● TASK BRIEF: Type the records out again in full, exactly.

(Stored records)
**********

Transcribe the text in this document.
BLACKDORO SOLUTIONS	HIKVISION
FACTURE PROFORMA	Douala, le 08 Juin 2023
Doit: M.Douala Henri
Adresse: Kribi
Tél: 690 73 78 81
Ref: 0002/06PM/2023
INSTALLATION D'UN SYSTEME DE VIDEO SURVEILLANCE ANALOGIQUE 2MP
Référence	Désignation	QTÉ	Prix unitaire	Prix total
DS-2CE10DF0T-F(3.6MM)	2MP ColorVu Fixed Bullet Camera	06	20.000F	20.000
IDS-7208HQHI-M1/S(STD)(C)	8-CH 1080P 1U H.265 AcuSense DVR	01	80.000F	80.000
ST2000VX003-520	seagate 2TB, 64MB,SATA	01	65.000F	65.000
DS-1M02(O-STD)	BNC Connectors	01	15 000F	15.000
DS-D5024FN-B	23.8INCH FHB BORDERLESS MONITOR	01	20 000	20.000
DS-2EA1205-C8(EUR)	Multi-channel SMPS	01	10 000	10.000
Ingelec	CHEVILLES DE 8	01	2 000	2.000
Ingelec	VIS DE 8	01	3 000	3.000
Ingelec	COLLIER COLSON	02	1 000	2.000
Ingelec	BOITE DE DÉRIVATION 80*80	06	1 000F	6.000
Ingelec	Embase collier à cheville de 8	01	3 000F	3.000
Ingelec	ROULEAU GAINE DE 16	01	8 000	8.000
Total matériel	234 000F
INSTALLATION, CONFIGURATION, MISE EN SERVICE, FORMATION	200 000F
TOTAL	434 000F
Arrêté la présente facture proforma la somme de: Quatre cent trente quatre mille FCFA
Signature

**********

● SOLUTION TO THE PROBLEM:
Transcribe the text in this document.
BLACKDORO SOLUTIONS	HIKVISION
FACTURE PROFORMA	Douala, le 08 Juin 2023
Doit: M.Douala Henri
Adresse: Kribi
Tél: 690 73 78 81
Ref: 0002/06PM/2023
INSTALLATION D'UN SYSTEME DE VIDEO SURVEILLANCE ANALOGIQUE 2MP
Référence	Désignation	QTÉ	Prix unitaire	Prix total
DS-2CE10DF0T-F(3.6MM)	2MP ColorVu Fixed Bullet Camera	06	20.000F	20.000
IDS-7208HQHI-M1/S(STD)(C)	8-CH 1080P 1U H.265 AcuSense DVR	01	80.000F	80.000
ST2000VX003-520	seagate 2TB, 64MB,SATA	01	65.000F	65.000
DS-1M02(O-STD)	BNC Connectors	01	15 000F	15.000
DS-D5024FN-B	23.8INCH FHB BORDERLESS MONITOR	01	20 000	20.000
DS-2EA1205-C8(EUR)	Multi-channel SMPS	01	10 000	10.000
Ingelec	CHEVILLES DE 8	01	2 000	2.000
Ingelec	VIS DE 8	01	3 000	3.000
Ingelec	COLLIER COLSON	02	1 000	2.000
Ingelec	BOITE DE DÉRIVATION 80*80	06	1 000F	6.000
Ingelec	Embase collier à cheville de 8	01	3 000F	3.000
Ingelec	ROULEAU GAINE DE 16	01	8 000	8.000
Total matériel	234 000F
INSTALLATION, CONFIGURATION, MISE EN SERVICE, FORMATION	200 000F
TOTAL	434 000F
Arrêté la présente facture proforma la somme de: Quatre cent trente quatre mille FCFA
Signature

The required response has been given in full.